● **INFORMATION GIVEN**
┏━━

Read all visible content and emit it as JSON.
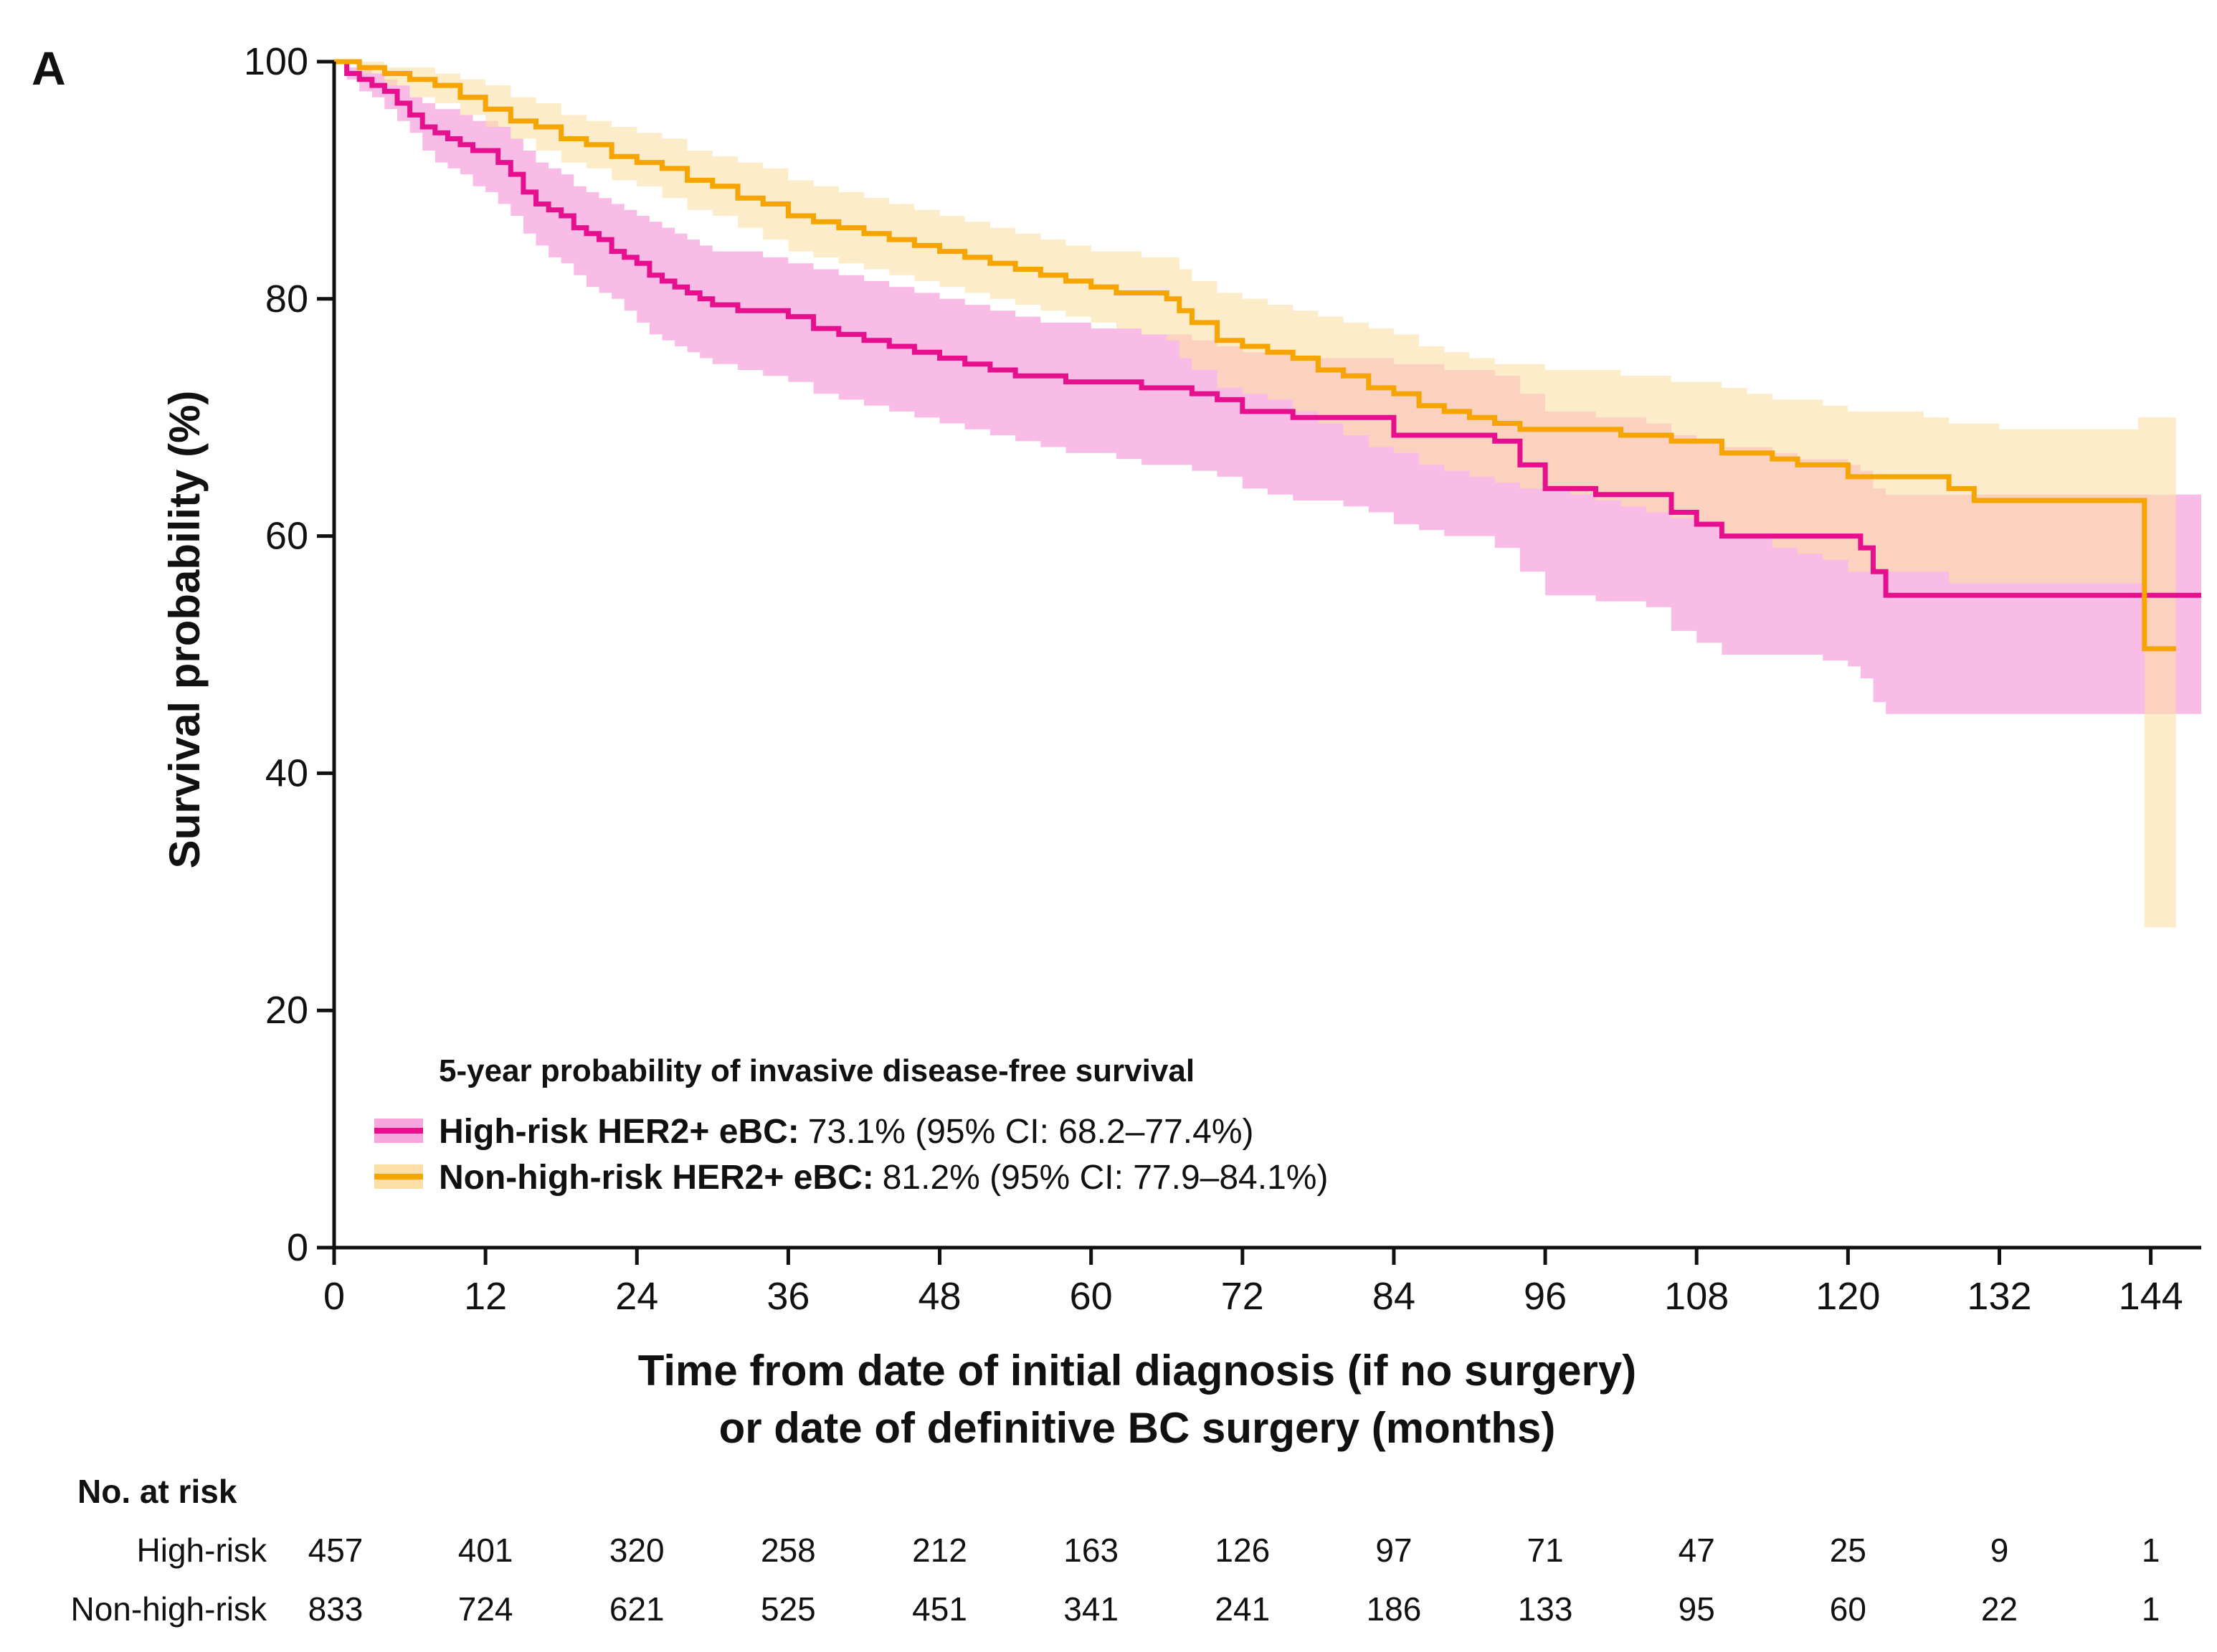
{
  "chart_data": {
    "type": "line",
    "panel_label": "A",
    "xlabel_line1": "Time from date of initial diagnosis (if no surgery)",
    "xlabel_line2": "or date of definitive BC surgery (months)",
    "ylabel": "Survival probability (%)",
    "xlim": [
      0,
      148
    ],
    "ylim": [
      0,
      100
    ],
    "x_ticks": [
      "0",
      "12",
      "24",
      "36",
      "48",
      "60",
      "72",
      "84",
      "96",
      "108",
      "120",
      "132",
      "144"
    ],
    "y_ticks": [
      "0",
      "20",
      "40",
      "60",
      "80",
      "100"
    ],
    "legend": {
      "title": "5-year probability of invasive disease-free survival",
      "position": "lower-left",
      "entries": [
        {
          "label": "High-risk HER2+ eBC:",
          "detail": "73.1% (95% CI: 68.2–77.4%)",
          "color": "#E6108F"
        },
        {
          "label": "Non-high-risk HER2+ eBC:",
          "detail": "81.2% (95% CI: 77.9–84.1%)",
          "color": "#F5A400"
        }
      ]
    },
    "series": [
      {
        "name": "High-risk HER2+ eBC",
        "color": "#E6108F",
        "band_color": "#F7A6DE",
        "x": [
          0,
          1,
          2,
          3,
          4,
          5,
          6,
          7,
          8,
          9,
          10,
          11,
          12,
          13,
          14,
          15,
          16,
          17,
          18,
          19,
          20,
          21,
          22,
          23,
          24,
          25,
          26,
          27,
          28,
          29,
          30,
          32,
          34,
          36,
          38,
          40,
          42,
          44,
          46,
          48,
          50,
          52,
          54,
          56,
          58,
          60,
          62,
          64,
          66,
          68,
          70,
          72,
          74,
          76,
          78,
          80,
          82,
          84,
          86,
          88,
          90,
          92,
          94,
          96,
          98,
          100,
          102,
          104,
          106,
          108,
          110,
          112,
          114,
          116,
          118,
          120,
          121,
          122,
          123,
          130,
          140,
          148
        ],
        "y": [
          100,
          99,
          98.5,
          98,
          97.5,
          96.5,
          95.5,
          94.5,
          94,
          93.5,
          93,
          92.5,
          92.5,
          91.5,
          90.5,
          89,
          88,
          87.5,
          87,
          86,
          85.5,
          85,
          84,
          83.5,
          83,
          82,
          81.5,
          81,
          80.5,
          80,
          79.5,
          79,
          79,
          78.5,
          77.5,
          77,
          76.5,
          76,
          75.5,
          75,
          74.5,
          74,
          73.5,
          73.5,
          73,
          73,
          73,
          72.5,
          72.5,
          72,
          71.5,
          70.5,
          70.5,
          70,
          70,
          70,
          70,
          68.5,
          68.5,
          68.5,
          68.5,
          68,
          66,
          64,
          64,
          63.5,
          63.5,
          63.5,
          62,
          61,
          60,
          60,
          60,
          60,
          60,
          60,
          59,
          57,
          55,
          55,
          55,
          55
        ],
        "lower": [
          100,
          98.5,
          97.5,
          97,
          96,
          95,
          94,
          92.5,
          91.5,
          91,
          90.5,
          89.5,
          89,
          88,
          87,
          85.5,
          84.5,
          83.5,
          83,
          82,
          81,
          80.5,
          80,
          79,
          78,
          77,
          76.5,
          76,
          75.5,
          75,
          74.5,
          74,
          73.5,
          73,
          72,
          71.5,
          71,
          70.5,
          70,
          69.5,
          69,
          68.5,
          68,
          67.5,
          67,
          67,
          66.5,
          66,
          66,
          65.5,
          65,
          64,
          63.5,
          63,
          63,
          62.5,
          62,
          61,
          60.5,
          60,
          60,
          59,
          57,
          55,
          55,
          54.5,
          54.5,
          54,
          52,
          51,
          50,
          50,
          50,
          50,
          49.5,
          49,
          48,
          46,
          45,
          45,
          45,
          45
        ],
        "upper": [
          100,
          99.5,
          99.5,
          99,
          98.5,
          98,
          97,
          96.5,
          96,
          96,
          95.5,
          95,
          95,
          94.5,
          93.5,
          92.5,
          91.5,
          91,
          90.5,
          89.5,
          89,
          88.5,
          88,
          87.5,
          87,
          86.5,
          86,
          85.5,
          85,
          84.5,
          84,
          84,
          83.5,
          83,
          82.5,
          82,
          81.5,
          81,
          80.5,
          80,
          79.5,
          79,
          78.5,
          78,
          78,
          77.5,
          77.5,
          77,
          77,
          76.5,
          76,
          75.5,
          75.5,
          75,
          75,
          75,
          75,
          74.5,
          74.5,
          74,
          74,
          73.5,
          72,
          70.5,
          70.5,
          70,
          70,
          69.5,
          68.5,
          68,
          67.5,
          67.5,
          67,
          66.5,
          66.5,
          66,
          65.5,
          64,
          63.5,
          63.5,
          63.5,
          63.5
        ]
      },
      {
        "name": "Non-high-risk HER2+ eBC",
        "color": "#F5A400",
        "band_color": "#FBDFA6",
        "x": [
          0,
          2,
          4,
          6,
          8,
          10,
          12,
          14,
          16,
          18,
          20,
          22,
          24,
          26,
          28,
          30,
          32,
          34,
          36,
          38,
          40,
          42,
          44,
          46,
          48,
          50,
          52,
          54,
          56,
          58,
          60,
          62,
          64,
          66,
          67,
          68,
          70,
          72,
          74,
          76,
          78,
          80,
          82,
          84,
          86,
          88,
          90,
          92,
          94,
          96,
          98,
          100,
          102,
          104,
          106,
          108,
          110,
          112,
          114,
          116,
          118,
          120,
          122,
          124,
          126,
          128,
          130,
          132,
          134,
          136,
          138,
          140,
          143,
          143.5,
          146
        ],
        "y": [
          100,
          99.5,
          99,
          98.5,
          98,
          97,
          96,
          95,
          94.5,
          93.5,
          93,
          92,
          91.5,
          91,
          90,
          89.5,
          88.5,
          88,
          87,
          86.5,
          86,
          85.5,
          85,
          84.5,
          84,
          83.5,
          83,
          82.5,
          82,
          81.5,
          81,
          80.5,
          80.5,
          80,
          79,
          78,
          76.5,
          76,
          75.5,
          75,
          74,
          73.5,
          72.5,
          72,
          71,
          70.5,
          70,
          69.5,
          69,
          69,
          69,
          69,
          68.5,
          68.5,
          68,
          68,
          67,
          67,
          66.5,
          66,
          66,
          65,
          65,
          65,
          65,
          64,
          63,
          63,
          63,
          63,
          63,
          63,
          63,
          50.5,
          50.5
        ],
        "lower": [
          100,
          99,
          98,
          97,
          96.5,
          95.5,
          94.5,
          93.5,
          92.5,
          91.5,
          91,
          90,
          89.5,
          88.5,
          87.5,
          87,
          86,
          85,
          84,
          83.5,
          83,
          82.5,
          82,
          81.5,
          81,
          80.5,
          80,
          79.5,
          79,
          78.5,
          78,
          77.5,
          77,
          76.5,
          75,
          74,
          72.5,
          72,
          71.5,
          70.5,
          69.5,
          68.5,
          67.5,
          67,
          66,
          65.5,
          65,
          64.5,
          64,
          64,
          63.5,
          63,
          62.5,
          62,
          61.5,
          61,
          60,
          60,
          59,
          58.5,
          58,
          57,
          57,
          57,
          57,
          56,
          56,
          56,
          56,
          56,
          56,
          56,
          56,
          27,
          27
        ],
        "upper": [
          100,
          100,
          99.5,
          99.5,
          99,
          98.5,
          98,
          97,
          96.5,
          95.5,
          95,
          94.5,
          94,
          93.5,
          92.5,
          92,
          91.5,
          91,
          90,
          89.5,
          89,
          88.5,
          88,
          87.5,
          87,
          86.5,
          86,
          85.5,
          85,
          84.5,
          84,
          84,
          83.5,
          83.5,
          82.5,
          81.5,
          80.5,
          80,
          79.5,
          79,
          78.5,
          78,
          77.5,
          77,
          76,
          75.5,
          75,
          74.5,
          74.5,
          74,
          74,
          74,
          73.5,
          73.5,
          73,
          73,
          72.5,
          72,
          71.5,
          71.5,
          71,
          70.5,
          70.5,
          70.5,
          70,
          69.5,
          69.5,
          69,
          69,
          69,
          69,
          69,
          70,
          70,
          70
        ]
      }
    ],
    "risk_table": {
      "title": "No. at risk",
      "rows": [
        {
          "label": "High-risk",
          "values": [
            "457",
            "401",
            "320",
            "258",
            "212",
            "163",
            "126",
            "97",
            "71",
            "47",
            "25",
            "9",
            "1"
          ]
        },
        {
          "label": "Non-high-risk",
          "values": [
            "833",
            "724",
            "621",
            "525",
            "451",
            "341",
            "241",
            "186",
            "133",
            "95",
            "60",
            "22",
            "1"
          ]
        }
      ]
    }
  }
}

┗━━

● **GOAL OF THE EXERCISE**
Lines containing the word "surgery" must all be returned from the material above.

● **SOLUTION TO THIS EXERCISE**
    "xlabel_line1": "Time from date of initial diagnosis (if no surgery)",
    "xlabel_line2": "or date of definitive BC surgery (months)",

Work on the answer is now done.